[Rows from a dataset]
-.-.-

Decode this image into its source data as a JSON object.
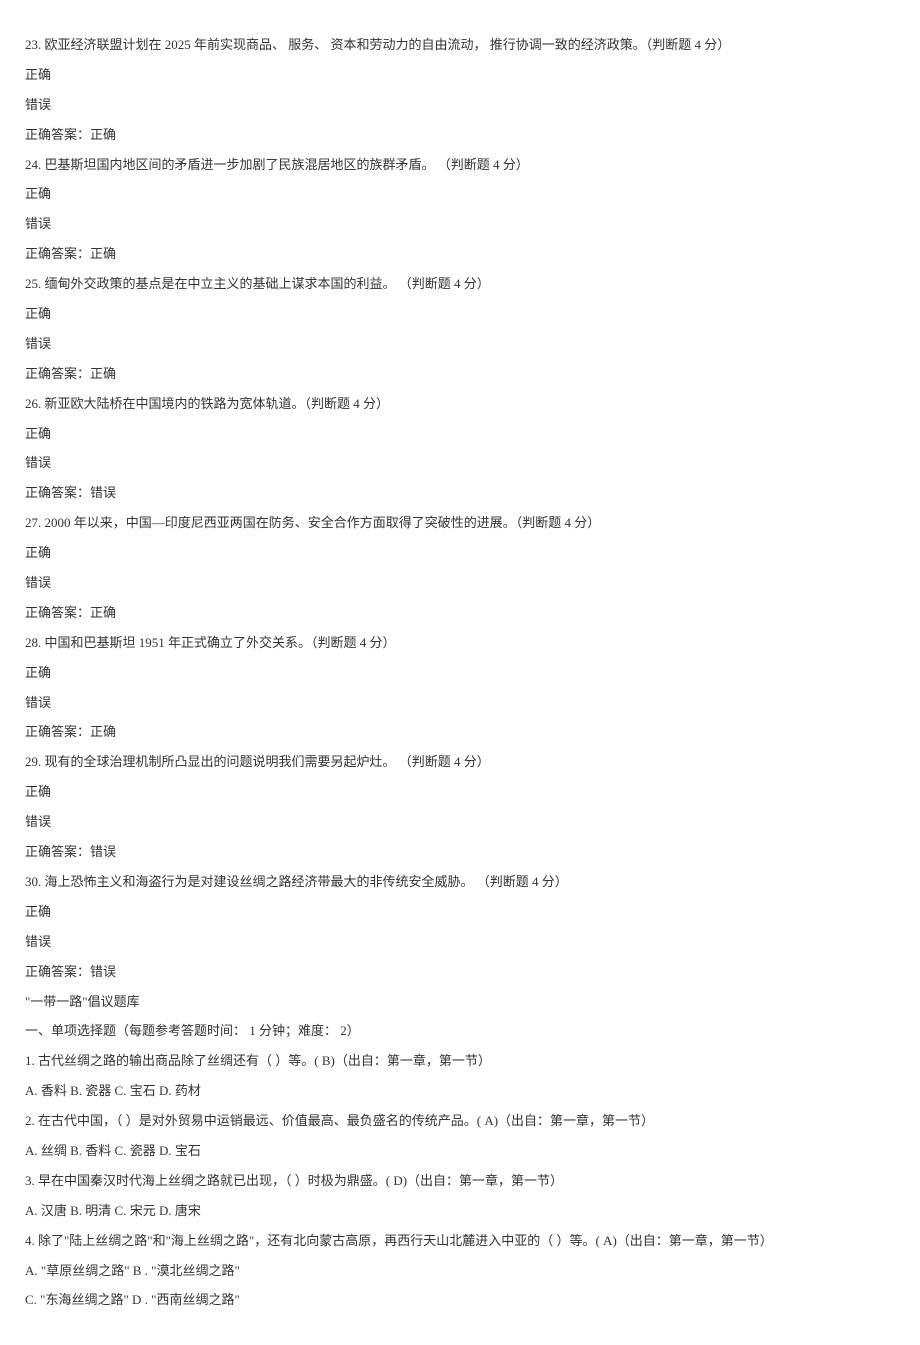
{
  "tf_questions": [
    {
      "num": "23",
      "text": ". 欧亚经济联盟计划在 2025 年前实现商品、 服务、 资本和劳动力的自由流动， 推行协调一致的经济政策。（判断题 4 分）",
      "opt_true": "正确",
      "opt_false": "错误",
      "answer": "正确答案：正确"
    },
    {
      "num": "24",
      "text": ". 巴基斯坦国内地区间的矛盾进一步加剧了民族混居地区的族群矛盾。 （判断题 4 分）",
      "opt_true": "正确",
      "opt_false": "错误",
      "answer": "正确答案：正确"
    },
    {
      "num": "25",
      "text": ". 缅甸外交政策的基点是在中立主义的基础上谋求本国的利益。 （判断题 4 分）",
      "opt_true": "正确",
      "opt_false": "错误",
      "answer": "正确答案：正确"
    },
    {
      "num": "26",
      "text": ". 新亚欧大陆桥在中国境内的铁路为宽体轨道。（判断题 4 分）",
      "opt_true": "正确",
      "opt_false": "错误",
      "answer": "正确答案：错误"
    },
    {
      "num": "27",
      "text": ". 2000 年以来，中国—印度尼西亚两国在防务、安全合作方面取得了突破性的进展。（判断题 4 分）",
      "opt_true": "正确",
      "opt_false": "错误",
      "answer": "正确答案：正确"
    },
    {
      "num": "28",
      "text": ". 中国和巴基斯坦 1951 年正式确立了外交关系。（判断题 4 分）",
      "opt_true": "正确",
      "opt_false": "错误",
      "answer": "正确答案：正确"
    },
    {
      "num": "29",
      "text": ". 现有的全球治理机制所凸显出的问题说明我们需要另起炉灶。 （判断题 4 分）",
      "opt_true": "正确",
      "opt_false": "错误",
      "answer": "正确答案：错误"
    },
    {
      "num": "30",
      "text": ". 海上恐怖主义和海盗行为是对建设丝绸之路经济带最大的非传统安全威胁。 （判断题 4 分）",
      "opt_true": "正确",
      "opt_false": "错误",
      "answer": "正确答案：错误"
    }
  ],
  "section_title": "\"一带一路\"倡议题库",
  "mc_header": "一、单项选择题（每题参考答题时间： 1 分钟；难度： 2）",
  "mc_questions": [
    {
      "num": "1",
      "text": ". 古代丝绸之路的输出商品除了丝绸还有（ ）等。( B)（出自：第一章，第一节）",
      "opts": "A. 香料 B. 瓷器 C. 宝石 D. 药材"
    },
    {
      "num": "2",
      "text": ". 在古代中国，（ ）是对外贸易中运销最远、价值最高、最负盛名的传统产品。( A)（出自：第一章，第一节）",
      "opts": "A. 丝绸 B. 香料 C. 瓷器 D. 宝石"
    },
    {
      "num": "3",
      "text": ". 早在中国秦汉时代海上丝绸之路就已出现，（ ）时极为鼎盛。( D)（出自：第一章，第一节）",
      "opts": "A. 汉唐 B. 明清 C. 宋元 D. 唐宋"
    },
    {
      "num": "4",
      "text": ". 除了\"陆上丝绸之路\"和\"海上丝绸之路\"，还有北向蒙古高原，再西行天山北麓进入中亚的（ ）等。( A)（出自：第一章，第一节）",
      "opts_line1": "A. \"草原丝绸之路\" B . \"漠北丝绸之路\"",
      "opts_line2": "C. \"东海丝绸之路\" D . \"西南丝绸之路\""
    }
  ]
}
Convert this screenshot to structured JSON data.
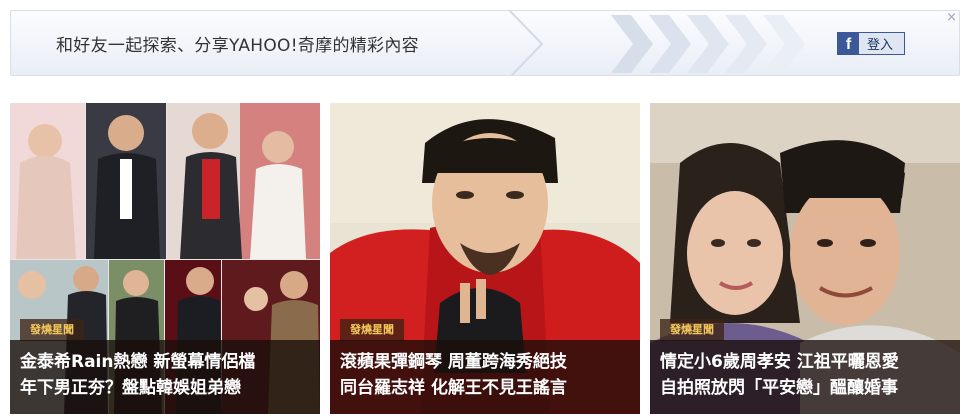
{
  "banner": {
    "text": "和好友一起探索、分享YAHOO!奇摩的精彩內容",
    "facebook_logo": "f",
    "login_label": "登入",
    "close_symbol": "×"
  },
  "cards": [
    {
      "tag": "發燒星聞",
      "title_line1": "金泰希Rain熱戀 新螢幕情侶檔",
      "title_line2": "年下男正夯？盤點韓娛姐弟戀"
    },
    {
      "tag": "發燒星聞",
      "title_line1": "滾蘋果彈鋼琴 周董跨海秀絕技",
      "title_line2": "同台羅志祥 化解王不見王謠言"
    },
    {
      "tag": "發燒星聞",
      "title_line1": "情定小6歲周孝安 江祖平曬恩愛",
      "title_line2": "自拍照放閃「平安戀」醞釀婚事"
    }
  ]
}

-.-.-

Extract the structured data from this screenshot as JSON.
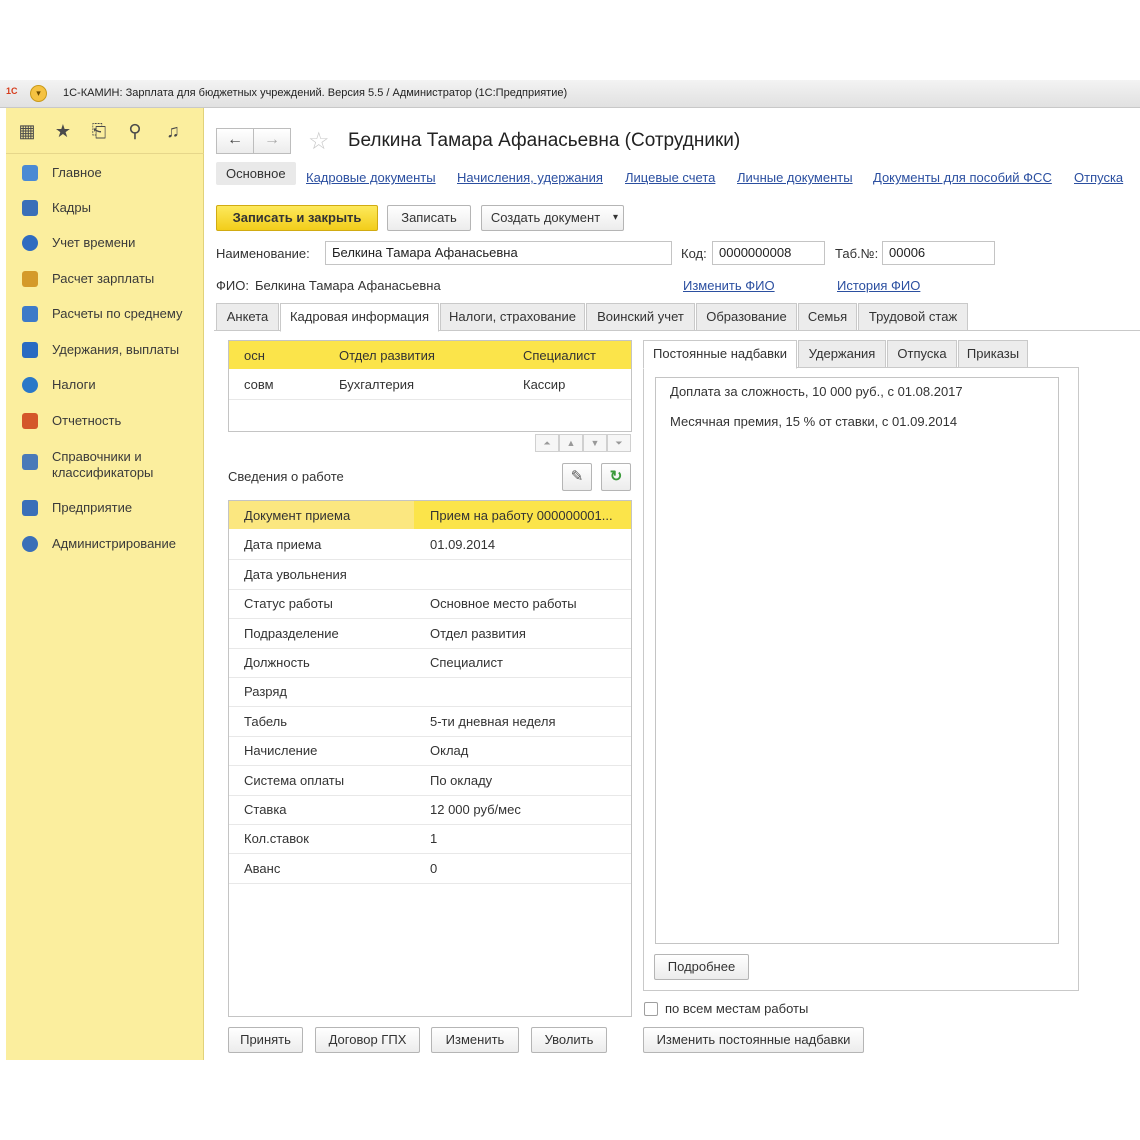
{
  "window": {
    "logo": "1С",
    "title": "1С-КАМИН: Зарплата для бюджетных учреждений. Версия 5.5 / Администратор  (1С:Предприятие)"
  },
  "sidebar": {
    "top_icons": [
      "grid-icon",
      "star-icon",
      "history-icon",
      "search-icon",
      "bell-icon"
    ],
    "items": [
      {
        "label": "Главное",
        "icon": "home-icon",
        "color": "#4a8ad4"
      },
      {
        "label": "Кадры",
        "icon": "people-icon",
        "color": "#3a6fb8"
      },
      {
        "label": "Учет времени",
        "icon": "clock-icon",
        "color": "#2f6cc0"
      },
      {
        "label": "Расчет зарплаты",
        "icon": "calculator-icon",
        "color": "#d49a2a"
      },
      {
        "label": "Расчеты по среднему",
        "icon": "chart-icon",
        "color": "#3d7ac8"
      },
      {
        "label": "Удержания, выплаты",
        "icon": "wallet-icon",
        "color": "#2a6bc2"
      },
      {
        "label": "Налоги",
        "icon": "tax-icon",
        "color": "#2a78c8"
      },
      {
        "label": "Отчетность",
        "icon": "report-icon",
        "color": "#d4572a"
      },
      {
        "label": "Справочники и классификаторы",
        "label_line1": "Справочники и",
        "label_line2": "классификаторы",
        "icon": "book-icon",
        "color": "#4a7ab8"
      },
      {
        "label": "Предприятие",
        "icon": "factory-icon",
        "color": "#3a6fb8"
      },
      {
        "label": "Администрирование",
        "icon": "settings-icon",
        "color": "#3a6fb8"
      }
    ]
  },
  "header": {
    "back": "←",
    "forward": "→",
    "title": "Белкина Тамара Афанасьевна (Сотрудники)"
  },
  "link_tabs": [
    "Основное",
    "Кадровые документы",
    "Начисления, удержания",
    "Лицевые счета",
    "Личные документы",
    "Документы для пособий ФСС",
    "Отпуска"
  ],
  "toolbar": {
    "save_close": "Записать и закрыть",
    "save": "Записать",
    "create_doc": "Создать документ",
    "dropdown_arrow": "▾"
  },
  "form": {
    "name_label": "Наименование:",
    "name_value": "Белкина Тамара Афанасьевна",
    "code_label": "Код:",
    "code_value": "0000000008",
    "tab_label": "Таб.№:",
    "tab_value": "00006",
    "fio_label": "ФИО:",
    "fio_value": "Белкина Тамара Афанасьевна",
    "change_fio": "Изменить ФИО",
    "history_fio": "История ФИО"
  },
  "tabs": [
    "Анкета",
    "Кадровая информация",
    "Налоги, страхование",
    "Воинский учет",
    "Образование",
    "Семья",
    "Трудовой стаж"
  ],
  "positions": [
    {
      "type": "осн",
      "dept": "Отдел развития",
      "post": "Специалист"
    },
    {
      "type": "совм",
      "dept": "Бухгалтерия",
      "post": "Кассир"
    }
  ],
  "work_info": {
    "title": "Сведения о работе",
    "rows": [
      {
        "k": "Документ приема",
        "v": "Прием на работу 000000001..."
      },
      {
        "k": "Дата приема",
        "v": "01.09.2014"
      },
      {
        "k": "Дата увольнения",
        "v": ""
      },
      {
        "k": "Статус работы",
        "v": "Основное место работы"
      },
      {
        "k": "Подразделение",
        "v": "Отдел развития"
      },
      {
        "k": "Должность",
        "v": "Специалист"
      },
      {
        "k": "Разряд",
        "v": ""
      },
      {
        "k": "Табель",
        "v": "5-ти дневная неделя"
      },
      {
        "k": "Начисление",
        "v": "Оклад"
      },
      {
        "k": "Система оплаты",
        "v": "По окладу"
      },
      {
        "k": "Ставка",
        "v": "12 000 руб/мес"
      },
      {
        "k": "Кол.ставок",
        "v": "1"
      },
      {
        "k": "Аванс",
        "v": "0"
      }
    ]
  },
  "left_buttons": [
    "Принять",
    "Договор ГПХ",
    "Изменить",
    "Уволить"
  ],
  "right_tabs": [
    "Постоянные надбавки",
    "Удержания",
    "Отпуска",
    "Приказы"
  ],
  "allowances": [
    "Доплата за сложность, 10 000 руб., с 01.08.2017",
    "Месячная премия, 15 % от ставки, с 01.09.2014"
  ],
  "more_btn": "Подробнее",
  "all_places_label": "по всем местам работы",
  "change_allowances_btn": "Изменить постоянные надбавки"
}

-.-.-

_Your goal_. Which lines above contain the word "Тамара"? Copy each of them.

_Result for this exercise_.
    "title": "Белкина Тамара Афанасьевна (Сотрудники)"
    "name_value": "Белкина Тамара Афанасьевна",
    "fio_value": "Белкина Тамара Афанасьевна",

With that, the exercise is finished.